── Testo del documento ──

Concertazione (termine mutuato dalla musica) è un termine utilizzato in Italia che si riferisce ad una pratica di governo che tende a operare scelte economiche attraverso una consultazione preventiva delle parti sociali, principalmente sindacati ma anche associazioni di categoria o appartenenti al terzo settore.

È una pratica adottata alla fine del ventesimo secolo ed utilizzata per superare il famigerato binomio conflittuale tra sindacati e governo; infatti l'obiettivo della concertazione è la pace sociale.

In particolare la concertazione trova ampia applicazione in materia di mercato del lavoro, salari e contrattazione collettiva, organizzazione della previdenza sociale. Al metodo concertativo si è frequentemente fatto ricorso anche in relazione alle grandi scelte pubbliche sulla politica fiscale e della finanza pubblica, più in genere, sulla politica economica.

La concertazione è praticata anche a livello decentrato (gli interlocutori di parte pubblica, in questo caso, sono le regioni e gli enti locali) in tema di politiche sociali, sanità e sviluppo territoriale.

Si differenzia dal corporativismo perché non si propone di alterare il sistema economico-sociale e neppure di affermare un'indistinta ed assoluta cooperazione fra le parti sociali, ma di realizzare un sistema di consultazione e comune decisione sulle regole e le principali scelte della politica economica, all'interno di un sistema democratico e basato su un'economia di mercato.

Il modello della concertazione s'è affermato in Italia negli anni novanta, specie dopo gli accordi interconfederali del 1993, contribuendo in maniera significativa al risanamento dell'economia nazionale. La cosiddetta politica dei redditi che ne derivò permise di abbattere il tasso di inflazione e, indirettamente, i tassi d'interesse.

───
── Righe estratte ──

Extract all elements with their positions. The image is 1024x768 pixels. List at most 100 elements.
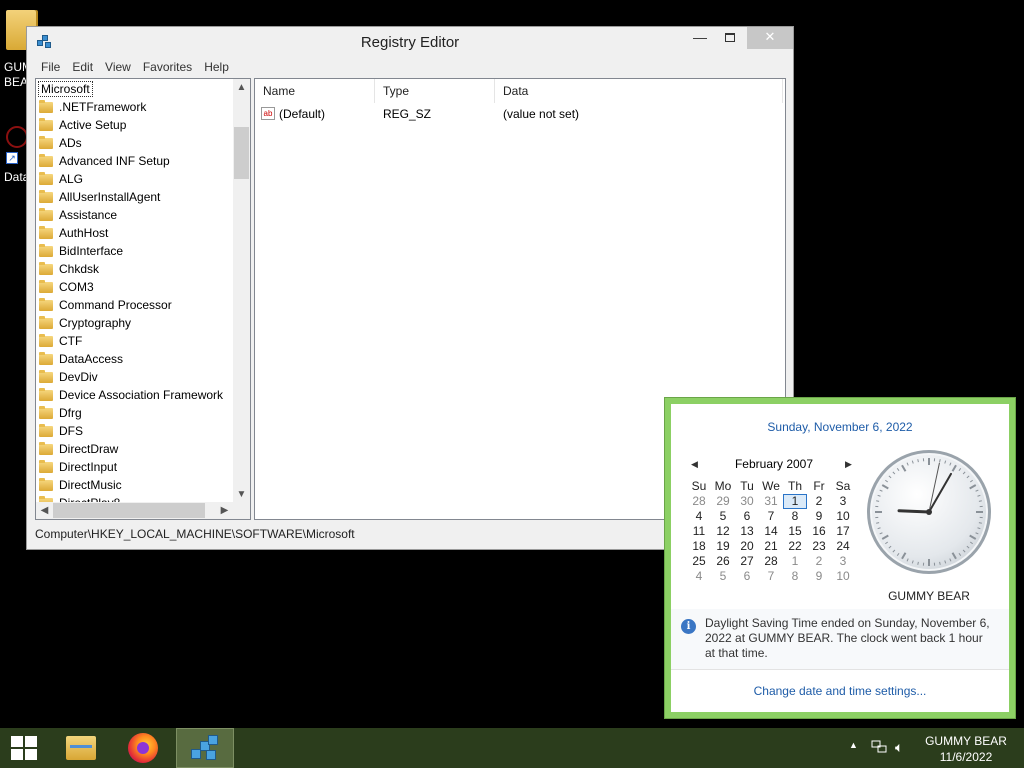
calendar-day[interactable]: 3 — [831, 554, 855, 569]
tree-key-item[interactable]: DataAccess — [38, 350, 234, 368]
taskbar-registry-editor[interactable] — [176, 728, 234, 768]
calendar-day[interactable]: 8 — [783, 569, 807, 584]
taskbar-clock[interactable]: GUMMY BEAR 11/6/2022 — [910, 733, 1022, 768]
tree-key-item[interactable]: Cryptography — [38, 314, 234, 332]
tree-horizontal-scrollbar[interactable]: ◀ ▶ — [36, 502, 250, 519]
calendar-day[interactable]: 4 — [687, 569, 711, 584]
taskbar-firefox[interactable] — [120, 728, 166, 768]
calendar-month-title[interactable]: February 2007 — [711, 457, 837, 471]
calendar-day[interactable]: 9 — [807, 569, 831, 584]
calendar-day[interactable]: 20 — [735, 539, 759, 554]
calendar-previous-icon[interactable]: ◀ — [691, 459, 698, 470]
column-header-name[interactable]: Name — [255, 79, 375, 103]
tree-root-key[interactable]: Microsoft — [38, 81, 93, 97]
calendar-day[interactable]: 10 — [831, 569, 855, 584]
scroll-up-icon[interactable]: ▲ — [233, 79, 250, 96]
tree-key-item[interactable]: Advanced INF Setup — [38, 152, 234, 170]
key-tree-pane[interactable]: Microsoft .NETFramework Active Setup ADs Ad… — [35, 78, 251, 520]
tree-horizontal-scroll-thumb[interactable] — [53, 503, 205, 518]
calendar-day[interactable]: 1 — [783, 494, 807, 509]
calendar-day[interactable]: 19 — [711, 539, 735, 554]
calendar-day[interactable]: 24 — [831, 539, 855, 554]
title-bar[interactable]: Registry Editor — ✕ — [27, 27, 793, 57]
calendar-day[interactable]: 16 — [807, 524, 831, 539]
calendar-day[interactable]: 5 — [711, 569, 735, 584]
scroll-down-icon[interactable]: ▼ — [233, 486, 250, 503]
calendar-day[interactable]: 9 — [807, 509, 831, 524]
value-row[interactable]: ab (Default) REG_SZ (value not set) — [255, 105, 785, 123]
calendar-day[interactable]: 21 — [759, 539, 783, 554]
calendar-day[interactable]: 2 — [807, 494, 831, 509]
calendar-day[interactable]: 5 — [711, 509, 735, 524]
calendar-day[interactable]: 22 — [783, 539, 807, 554]
calendar-day[interactable]: 13 — [735, 524, 759, 539]
maximize-button[interactable] — [717, 27, 743, 49]
tree-key-item[interactable]: AuthHost — [38, 224, 234, 242]
menu-help[interactable]: Help — [198, 57, 235, 77]
start-button[interactable] — [0, 728, 48, 768]
tree-key-item[interactable]: Chkdsk — [38, 260, 234, 278]
volume-icon[interactable]: 🔈︎ — [895, 739, 903, 768]
calendar-day[interactable]: 11 — [687, 524, 711, 539]
scroll-right-icon[interactable]: ▶ — [216, 502, 233, 519]
tree-key-item[interactable]: DevDiv — [38, 368, 234, 386]
calendar-day[interactable]: 14 — [759, 524, 783, 539]
tree-key-item[interactable]: DirectMusic — [38, 476, 234, 494]
menu-view[interactable]: View — [99, 57, 137, 77]
calendar-day[interactable]: 18 — [687, 539, 711, 554]
calendar-day[interactable]: 15 — [783, 524, 807, 539]
calendar-day[interactable]: 27 — [735, 554, 759, 569]
calendar-day[interactable]: 8 — [783, 509, 807, 524]
calendar-day[interactable]: 7 — [759, 509, 783, 524]
tree-key-item[interactable]: AllUserInstallAgent — [38, 188, 234, 206]
calendar-day[interactable]: 3 — [831, 494, 855, 509]
show-hidden-icons-button[interactable]: ▲ — [849, 740, 858, 768]
tree-vertical-scroll-thumb[interactable] — [234, 127, 249, 179]
tree-key-item[interactable]: COM3 — [38, 278, 234, 296]
tree-key-item[interactable]: Command Processor — [38, 296, 234, 314]
calendar-next-icon[interactable]: ▶ — [845, 459, 852, 470]
tree-key-item[interactable]: Dfrg — [38, 404, 234, 422]
calendar-day[interactable]: 2 — [807, 554, 831, 569]
menu-edit[interactable]: Edit — [66, 57, 99, 77]
scroll-left-icon[interactable]: ◀ — [36, 502, 53, 519]
close-button[interactable]: ✕ — [747, 27, 793, 49]
tree-key-item[interactable]: Assistance — [38, 206, 234, 224]
tree-key-item[interactable]: DirectInput — [38, 458, 234, 476]
tree-key-item[interactable]: .NETFramework — [38, 98, 234, 116]
menu-favorites[interactable]: Favorites — [137, 57, 198, 77]
calendar-day[interactable]: 10 — [831, 509, 855, 524]
full-date-link[interactable]: Sunday, November 6, 2022 — [671, 420, 1009, 434]
calendar-day[interactable]: 31 — [759, 494, 783, 509]
network-icon[interactable] — [871, 740, 887, 754]
tree-key-item[interactable]: ALG — [38, 170, 234, 188]
taskbar-file-explorer[interactable] — [58, 728, 104, 768]
calendar-day[interactable]: 7 — [759, 569, 783, 584]
tree-key-item[interactable]: Active Setup — [38, 116, 234, 134]
tree-key-item[interactable]: DirectDraw — [38, 440, 234, 458]
column-header-data[interactable]: Data — [495, 79, 783, 103]
tree-key-item[interactable]: DFS — [38, 422, 234, 440]
menu-file[interactable]: File — [35, 57, 66, 77]
calendar-day[interactable]: 17 — [831, 524, 855, 539]
column-header-type[interactable]: Type — [375, 79, 495, 103]
calendar-day[interactable]: 28 — [687, 494, 711, 509]
calendar-day[interactable]: 12 — [711, 524, 735, 539]
tree-key-item[interactable]: ADs — [38, 134, 234, 152]
calendar-day[interactable]: 30 — [735, 494, 759, 509]
calendar-day[interactable]: 6 — [735, 569, 759, 584]
tree-vertical-scrollbar[interactable]: ▲ ▼ — [233, 79, 250, 503]
change-date-time-settings-link[interactable]: Change date and time settings... — [671, 684, 1009, 698]
calendar-day[interactable]: 28 — [759, 554, 783, 569]
calendar-day[interactable]: 1 — [783, 554, 807, 569]
tree-key-item[interactable]: Device Association Framework — [38, 386, 234, 404]
calendar-day[interactable]: 4 — [687, 509, 711, 524]
calendar-day[interactable]: 23 — [807, 539, 831, 554]
tree-key-item[interactable]: BidInterface — [38, 242, 234, 260]
calendar-day[interactable]: 6 — [735, 509, 759, 524]
tree-key-item[interactable]: CTF — [38, 332, 234, 350]
calendar-day[interactable]: 25 — [687, 554, 711, 569]
minimize-button[interactable]: — — [687, 27, 713, 49]
calendar-day[interactable]: 29 — [711, 494, 735, 509]
calendar-day[interactable]: 26 — [711, 554, 735, 569]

───

__Attività richiesta__
Nel testo sulla concertazione, dopo quali accordi si è affermato in Italia il modello concertativo?

__Soluzione__
Dopo gli accordi interconfederali del 1993.